**Task description**:
Restate the data word for word and leave the images out.
-------- Provided data --------
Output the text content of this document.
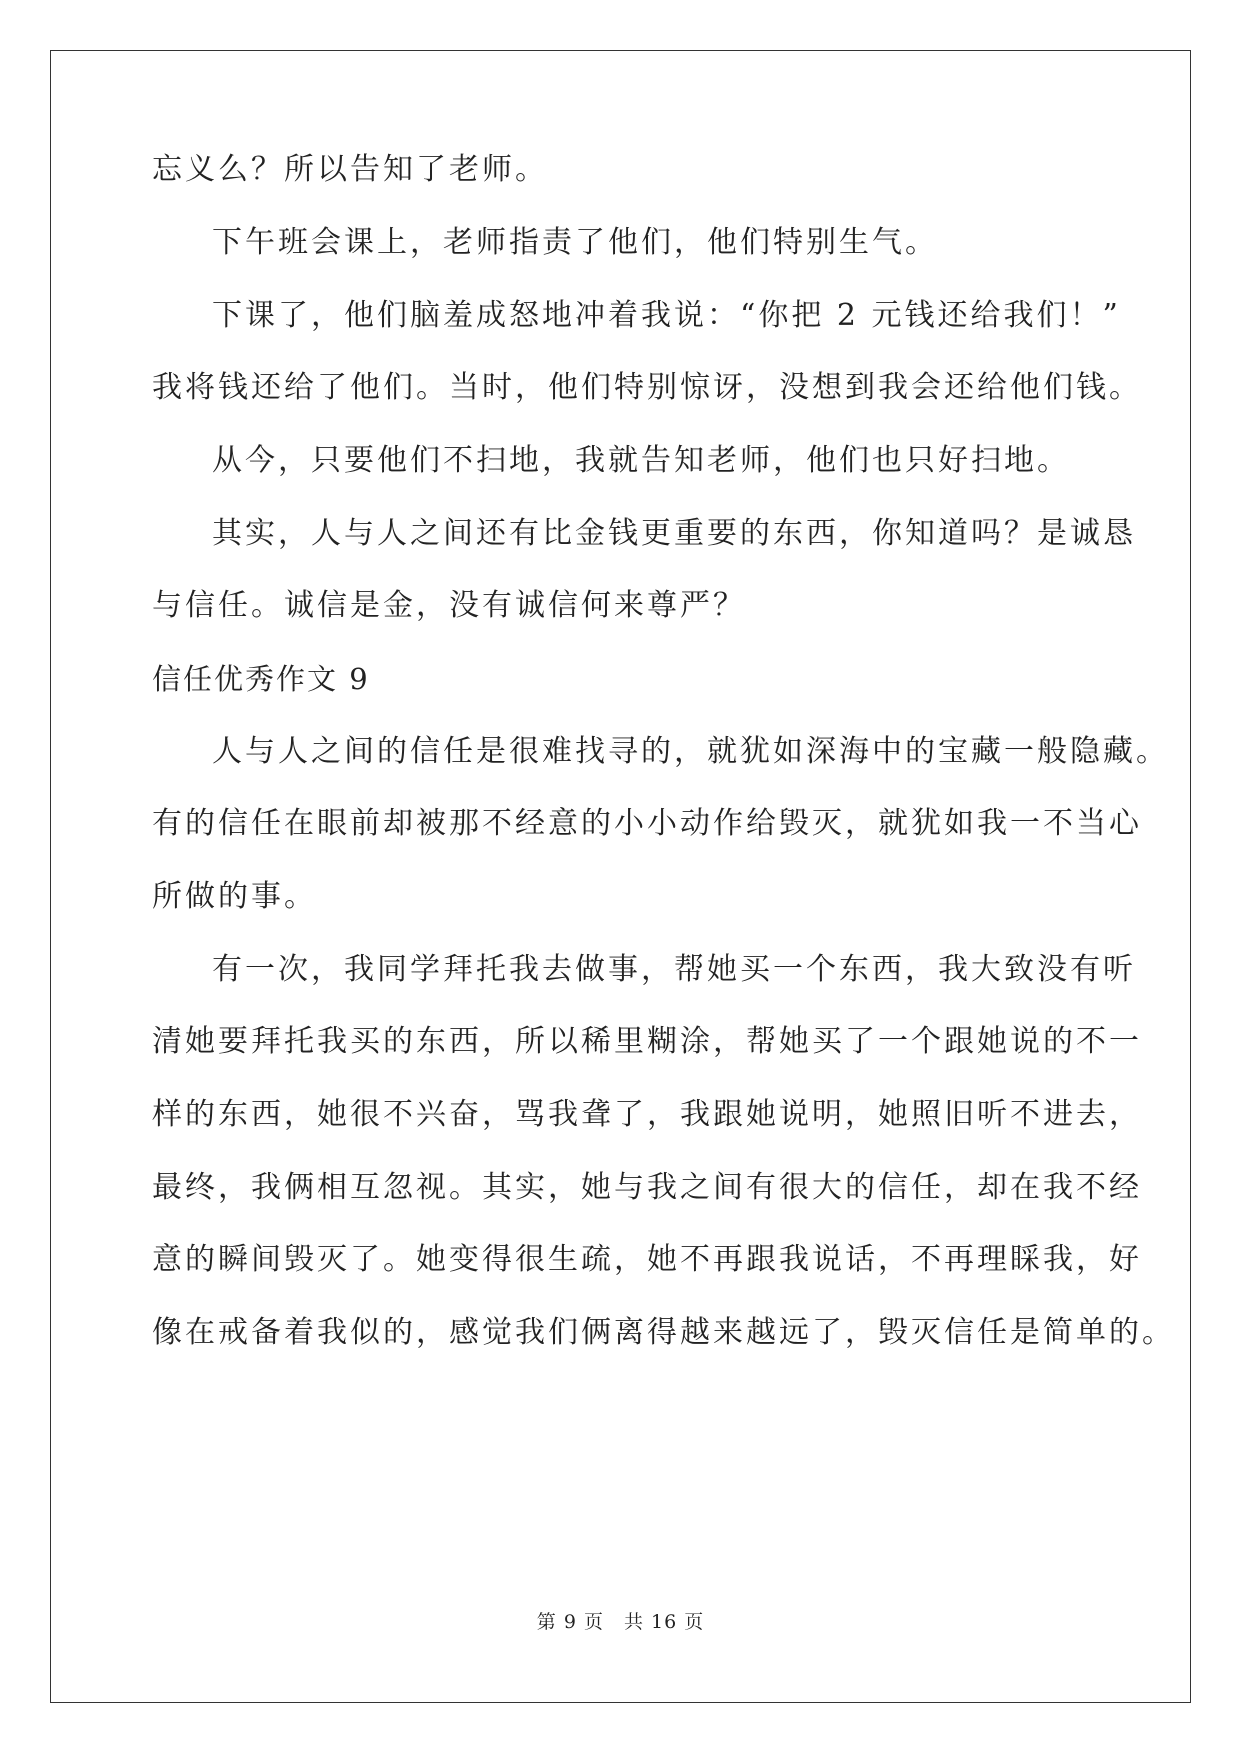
忘义么？所以告知了老师。
下午班会课上，老师指责了他们，他们特别生气。
下课了，他们脑羞成怒地冲着我说：“你把 2 元钱还给我们！”
我将钱还给了他们。当时，他们特别惊讶，没想到我会还给他们钱。
从今，只要他们不扫地，我就告知老师，他们也只好扫地。
其实，人与人之间还有比金钱更重要的东西，你知道吗？是诚恳
与信任。诚信是金，没有诚信何来尊严？
信任优秀作文 9
人与人之间的信任是很难找寻的，就犹如深海中的宝藏一般隐藏。
有的信任在眼前却被那不经意的小小动作给毁灭，就犹如我一不当心
所做的事。
有一次，我同学拜托我去做事，帮她买一个东西，我大致没有听
清她要拜托我买的东西，所以稀里糊涂，帮她买了一个跟她说的不一
样的东西，她很不兴奋，骂我聋了，我跟她说明，她照旧听不进去，
最终，我俩相互忽视。其实，她与我之间有很大的信任，却在我不经
意的瞬间毁灭了。她变得很生疏，她不再跟我说话，不再理睬我，好
像在戒备着我似的，感觉我们俩离得越来越远了，毁灭信任是简单的。
第 9 页　共 16 页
--------
**Expected output**:
Output the text content of this document.
忘义么？所以告知了老师。
下午班会课上，老师指责了他们，他们特别生气。
下课了，他们脑羞成怒地冲着我说：“你把 2 元钱还给我们！”
我将钱还给了他们。当时，他们特别惊讶，没想到我会还给他们钱。
从今，只要他们不扫地，我就告知老师，他们也只好扫地。
其实，人与人之间还有比金钱更重要的东西，你知道吗？是诚恳
与信任。诚信是金，没有诚信何来尊严？
信任优秀作文 9
人与人之间的信任是很难找寻的，就犹如深海中的宝藏一般隐藏。
有的信任在眼前却被那不经意的小小动作给毁灭，就犹如我一不当心
所做的事。
有一次，我同学拜托我去做事，帮她买一个东西，我大致没有听
清她要拜托我买的东西，所以稀里糊涂，帮她买了一个跟她说的不一
样的东西，她很不兴奋，骂我聋了，我跟她说明，她照旧听不进去，
最终，我俩相互忽视。其实，她与我之间有很大的信任，却在我不经
意的瞬间毁灭了。她变得很生疏，她不再跟我说话，不再理睬我，好
像在戒备着我似的，感觉我们俩离得越来越远了，毁灭信任是简单的。
第 9 页　共 16 页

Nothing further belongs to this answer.